** EXERCISE DATA follows **

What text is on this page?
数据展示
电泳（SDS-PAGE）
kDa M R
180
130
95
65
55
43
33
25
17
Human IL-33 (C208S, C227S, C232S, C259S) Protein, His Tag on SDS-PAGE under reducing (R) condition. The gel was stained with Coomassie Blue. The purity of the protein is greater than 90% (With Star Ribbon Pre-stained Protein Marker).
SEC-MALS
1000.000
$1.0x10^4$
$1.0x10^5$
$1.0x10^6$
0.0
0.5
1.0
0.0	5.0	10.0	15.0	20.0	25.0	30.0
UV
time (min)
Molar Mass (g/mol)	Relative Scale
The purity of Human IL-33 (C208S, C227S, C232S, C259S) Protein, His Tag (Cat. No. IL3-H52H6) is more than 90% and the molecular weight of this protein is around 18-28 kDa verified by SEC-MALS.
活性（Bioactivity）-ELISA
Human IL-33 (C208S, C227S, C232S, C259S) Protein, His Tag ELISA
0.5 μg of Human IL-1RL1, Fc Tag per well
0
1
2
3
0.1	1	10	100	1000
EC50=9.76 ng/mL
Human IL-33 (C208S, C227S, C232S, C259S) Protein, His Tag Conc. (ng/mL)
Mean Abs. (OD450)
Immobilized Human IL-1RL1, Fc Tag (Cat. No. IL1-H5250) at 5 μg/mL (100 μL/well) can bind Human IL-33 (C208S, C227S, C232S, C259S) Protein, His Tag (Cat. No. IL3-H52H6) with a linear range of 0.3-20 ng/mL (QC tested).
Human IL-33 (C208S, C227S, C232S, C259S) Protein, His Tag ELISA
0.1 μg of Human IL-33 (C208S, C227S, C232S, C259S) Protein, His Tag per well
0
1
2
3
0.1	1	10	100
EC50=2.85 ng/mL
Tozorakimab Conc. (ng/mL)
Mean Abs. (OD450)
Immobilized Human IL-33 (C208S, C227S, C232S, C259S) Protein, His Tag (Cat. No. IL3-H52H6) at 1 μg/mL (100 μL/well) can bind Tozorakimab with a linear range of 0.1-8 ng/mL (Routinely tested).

** End of EXERCISE DATA **

• **ACTION ITEM**: From the first line down to the last, give the records again exactly.

• **RESPONSE TO THE EXERCISE**:
What text is on this page?
数据展示
电泳（SDS-PAGE）
kDa M R
180
130
95
65
55
43
33
25
17
Human IL-33 (C208S, C227S, C232S, C259S) Protein, His Tag on SDS-PAGE under reducing (R) condition. The gel was stained with Coomassie Blue. The purity of the protein is greater than 90% (With Star Ribbon Pre-stained Protein Marker).
SEC-MALS
1000.000
$1.0x10^4$
$1.0x10^5$
$1.0x10^6$
0.0
0.5
1.0
0.0	5.0	10.0	15.0	20.0	25.0	30.0
UV
time (min)
Molar Mass (g/mol)	Relative Scale
The purity of Human IL-33 (C208S, C227S, C232S, C259S) Protein, His Tag (Cat. No. IL3-H52H6) is more than 90% and the molecular weight of this protein is around 18-28 kDa verified by SEC-MALS.
活性（Bioactivity）-ELISA
Human IL-33 (C208S, C227S, C232S, C259S) Protein, His Tag ELISA
0.5 μg of Human IL-1RL1, Fc Tag per well
0
1
2
3
0.1	1	10	100	1000
EC50=9.76 ng/mL
Human IL-33 (C208S, C227S, C232S, C259S) Protein, His Tag Conc. (ng/mL)
Mean Abs. (OD450)
Immobilized Human IL-1RL1, Fc Tag (Cat. No. IL1-H5250) at 5 μg/mL (100 μL/well) can bind Human IL-33 (C208S, C227S, C232S, C259S) Protein, His Tag (Cat. No. IL3-H52H6) with a linear range of 0.3-20 ng/mL (QC tested).
Human IL-33 (C208S, C227S, C232S, C259S) Protein, His Tag ELISA
0.1 μg of Human IL-33 (C208S, C227S, C232S, C259S) Protein, His Tag per well
0
1
2
3
0.1	1	10	100
EC50=2.85 ng/mL
Tozorakimab Conc. (ng/mL)
Mean Abs. (OD450)
Immobilized Human IL-33 (C208S, C227S, C232S, C259S) Protein, His Tag (Cat. No. IL3-H52H6) at 1 μg/mL (100 μL/well) can bind Tozorakimab with a linear range of 0.1-8 ng/mL (Routinely tested).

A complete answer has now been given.